* _The problem_: Find and copy each line of the records where the string "случаѣ" shows up.

-.-.-

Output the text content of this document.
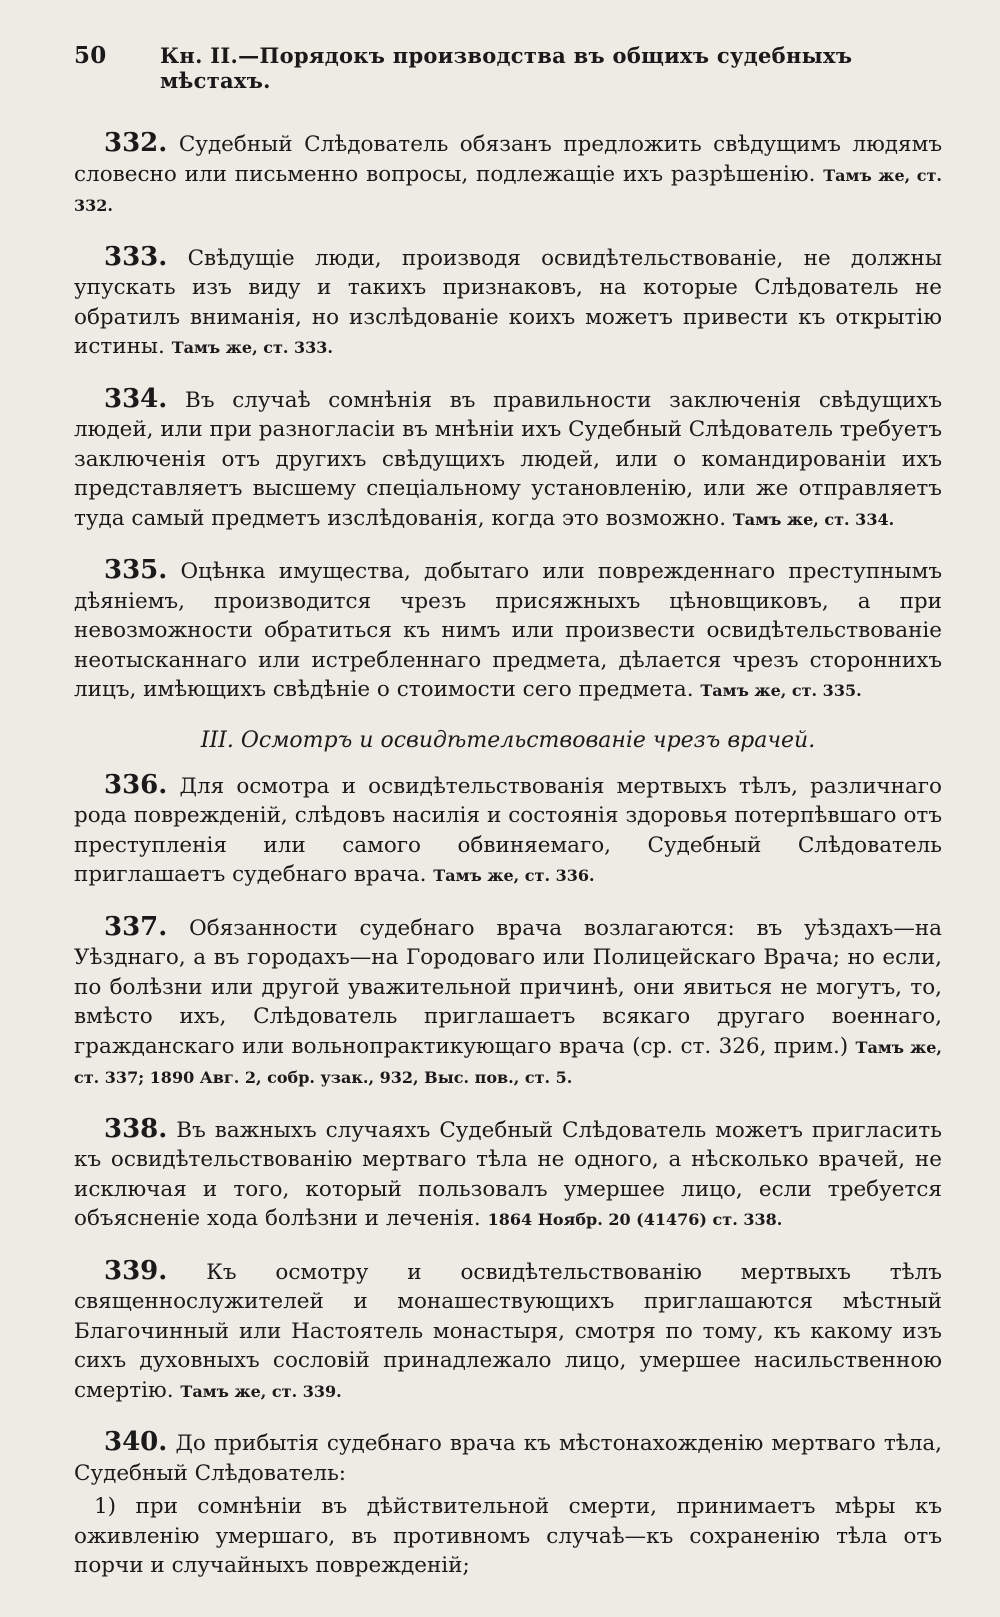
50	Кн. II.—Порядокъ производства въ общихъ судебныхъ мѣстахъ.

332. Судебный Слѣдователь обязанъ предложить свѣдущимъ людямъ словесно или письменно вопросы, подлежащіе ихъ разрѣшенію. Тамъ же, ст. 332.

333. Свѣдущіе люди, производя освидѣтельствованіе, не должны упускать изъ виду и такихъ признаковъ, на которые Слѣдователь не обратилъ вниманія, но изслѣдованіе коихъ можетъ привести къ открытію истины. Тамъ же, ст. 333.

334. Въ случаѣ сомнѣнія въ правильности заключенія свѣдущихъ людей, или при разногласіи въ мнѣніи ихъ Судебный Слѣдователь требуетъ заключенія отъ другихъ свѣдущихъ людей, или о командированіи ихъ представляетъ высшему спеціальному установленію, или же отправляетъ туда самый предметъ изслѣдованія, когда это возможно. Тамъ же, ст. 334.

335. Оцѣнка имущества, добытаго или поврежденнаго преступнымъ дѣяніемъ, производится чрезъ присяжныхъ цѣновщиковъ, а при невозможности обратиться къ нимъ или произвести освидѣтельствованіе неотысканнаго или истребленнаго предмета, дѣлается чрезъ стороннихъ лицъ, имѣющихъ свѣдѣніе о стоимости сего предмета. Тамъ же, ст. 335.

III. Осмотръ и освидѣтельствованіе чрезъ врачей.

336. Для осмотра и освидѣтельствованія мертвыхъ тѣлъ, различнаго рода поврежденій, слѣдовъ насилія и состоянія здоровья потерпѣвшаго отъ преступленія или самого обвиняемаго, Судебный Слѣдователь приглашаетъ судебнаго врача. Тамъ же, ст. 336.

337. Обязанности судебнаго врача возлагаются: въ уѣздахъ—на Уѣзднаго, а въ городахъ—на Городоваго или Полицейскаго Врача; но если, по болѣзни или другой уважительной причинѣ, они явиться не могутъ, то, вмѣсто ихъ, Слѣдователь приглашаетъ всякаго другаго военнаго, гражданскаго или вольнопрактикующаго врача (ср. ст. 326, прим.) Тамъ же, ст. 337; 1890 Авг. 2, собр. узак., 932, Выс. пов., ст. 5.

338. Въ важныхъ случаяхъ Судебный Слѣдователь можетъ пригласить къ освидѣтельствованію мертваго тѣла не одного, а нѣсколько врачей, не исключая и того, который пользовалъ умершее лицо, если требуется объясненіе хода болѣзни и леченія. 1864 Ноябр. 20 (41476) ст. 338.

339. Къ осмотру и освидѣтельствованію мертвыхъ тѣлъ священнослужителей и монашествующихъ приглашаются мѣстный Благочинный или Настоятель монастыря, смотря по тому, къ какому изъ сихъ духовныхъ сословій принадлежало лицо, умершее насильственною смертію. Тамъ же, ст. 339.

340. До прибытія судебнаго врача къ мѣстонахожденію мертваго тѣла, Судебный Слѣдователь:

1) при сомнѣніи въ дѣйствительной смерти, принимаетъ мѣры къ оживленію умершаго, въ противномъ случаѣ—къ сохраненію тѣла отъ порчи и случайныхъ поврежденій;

-.-.-

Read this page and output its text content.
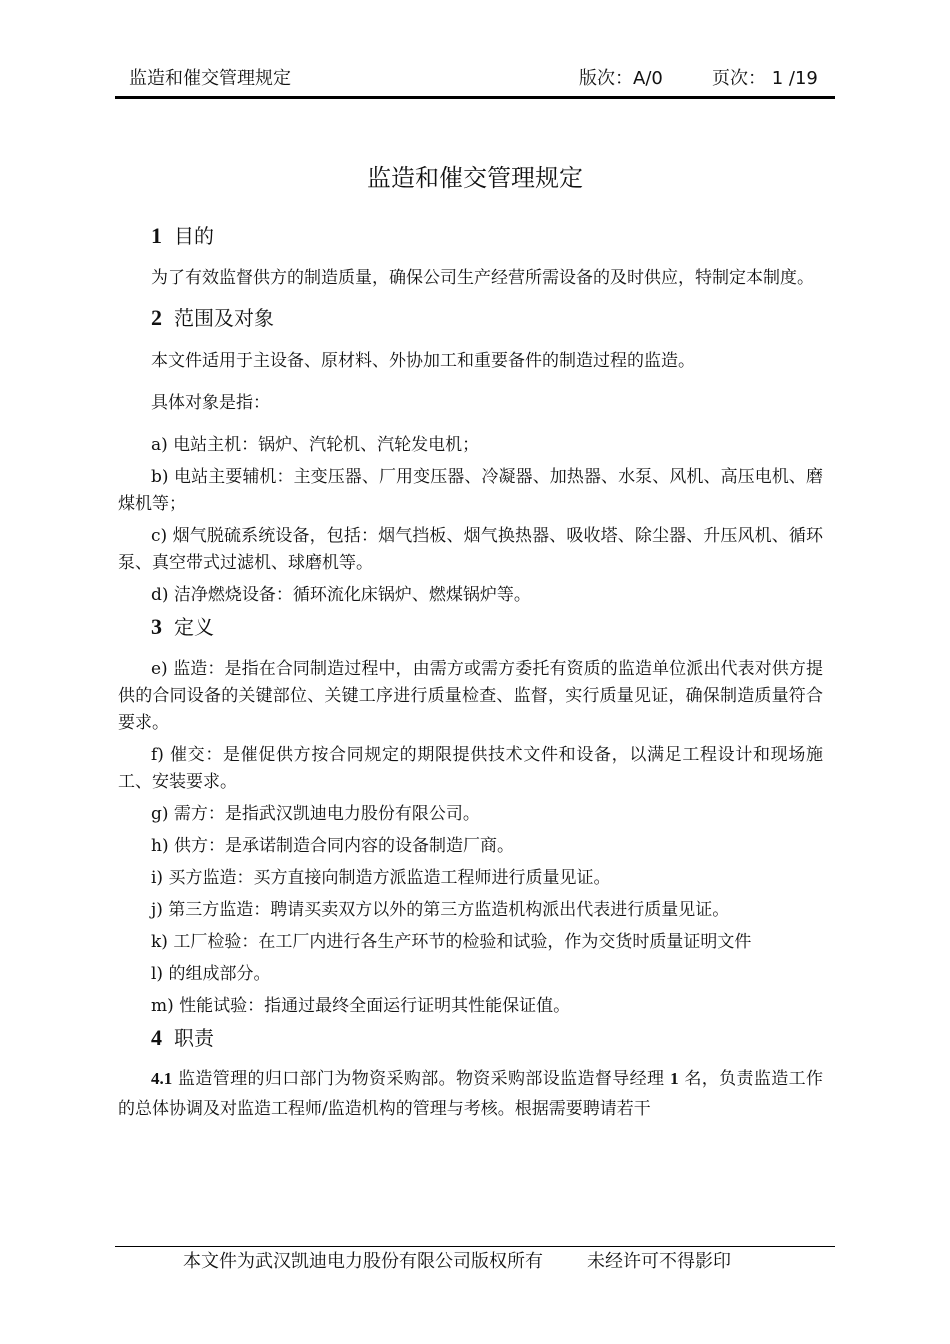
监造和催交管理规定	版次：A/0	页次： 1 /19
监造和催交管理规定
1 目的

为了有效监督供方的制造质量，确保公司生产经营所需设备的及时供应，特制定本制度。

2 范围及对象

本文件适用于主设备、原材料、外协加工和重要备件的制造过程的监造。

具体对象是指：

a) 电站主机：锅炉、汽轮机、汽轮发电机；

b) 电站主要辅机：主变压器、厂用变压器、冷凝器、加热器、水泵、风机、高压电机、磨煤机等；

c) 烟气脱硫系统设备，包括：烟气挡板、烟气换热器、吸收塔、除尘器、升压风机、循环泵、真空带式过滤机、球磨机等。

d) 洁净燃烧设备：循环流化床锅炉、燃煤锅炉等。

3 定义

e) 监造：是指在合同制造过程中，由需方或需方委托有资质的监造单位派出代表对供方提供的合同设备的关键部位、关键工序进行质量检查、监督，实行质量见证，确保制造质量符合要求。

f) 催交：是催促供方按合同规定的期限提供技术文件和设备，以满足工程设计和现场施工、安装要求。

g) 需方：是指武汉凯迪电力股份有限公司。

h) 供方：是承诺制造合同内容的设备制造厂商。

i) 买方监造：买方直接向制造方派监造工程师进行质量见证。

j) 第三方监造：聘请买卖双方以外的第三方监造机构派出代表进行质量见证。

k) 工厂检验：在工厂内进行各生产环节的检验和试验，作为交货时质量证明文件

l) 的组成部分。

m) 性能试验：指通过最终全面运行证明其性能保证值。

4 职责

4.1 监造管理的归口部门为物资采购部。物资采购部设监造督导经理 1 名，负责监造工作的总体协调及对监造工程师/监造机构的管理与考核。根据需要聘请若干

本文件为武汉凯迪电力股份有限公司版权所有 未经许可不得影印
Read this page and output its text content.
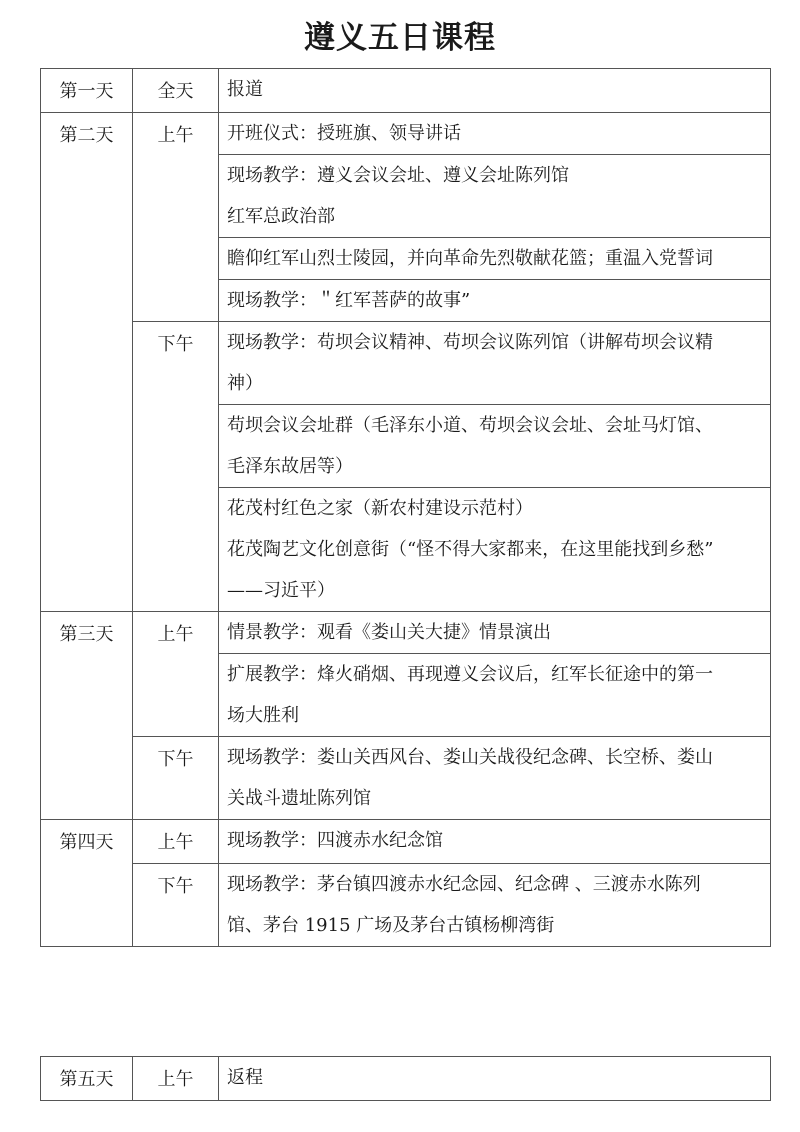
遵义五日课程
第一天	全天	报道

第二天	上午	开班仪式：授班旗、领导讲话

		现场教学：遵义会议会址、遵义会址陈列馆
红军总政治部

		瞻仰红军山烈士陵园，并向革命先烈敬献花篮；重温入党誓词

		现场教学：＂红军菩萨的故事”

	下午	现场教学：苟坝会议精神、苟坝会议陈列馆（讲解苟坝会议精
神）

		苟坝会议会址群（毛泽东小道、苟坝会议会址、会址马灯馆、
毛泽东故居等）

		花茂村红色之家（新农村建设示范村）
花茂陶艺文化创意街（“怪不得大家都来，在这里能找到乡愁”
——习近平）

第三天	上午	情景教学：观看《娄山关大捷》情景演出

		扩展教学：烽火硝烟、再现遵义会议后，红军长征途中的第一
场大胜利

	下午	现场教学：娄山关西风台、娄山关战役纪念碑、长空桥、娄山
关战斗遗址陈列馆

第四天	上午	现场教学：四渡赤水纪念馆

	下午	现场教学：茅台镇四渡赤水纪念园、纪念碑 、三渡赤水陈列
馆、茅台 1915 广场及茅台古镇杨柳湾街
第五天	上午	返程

-.-.-

* _Solution for this task_:
334. Въ случаѣ сомнѣнія въ правильности заключенія свѣдущихъ людей, или при разногласіи въ мнѣніи ихъ Судебный Слѣдователь требуетъ заключенія отъ другихъ свѣдущихъ людей, или о командированіи ихъ представляетъ высшему спеціальному установленію, или же отправляетъ туда самый предметъ изслѣдованія, когда это возможно. Тамъ же, ст. 334.
1) при сомнѣніи въ дѣйствительной смерти, принимаетъ мѣры къ оживленію умершаго, въ противномъ случаѣ—къ сохраненію тѣла отъ порчи и случайныхъ поврежденій;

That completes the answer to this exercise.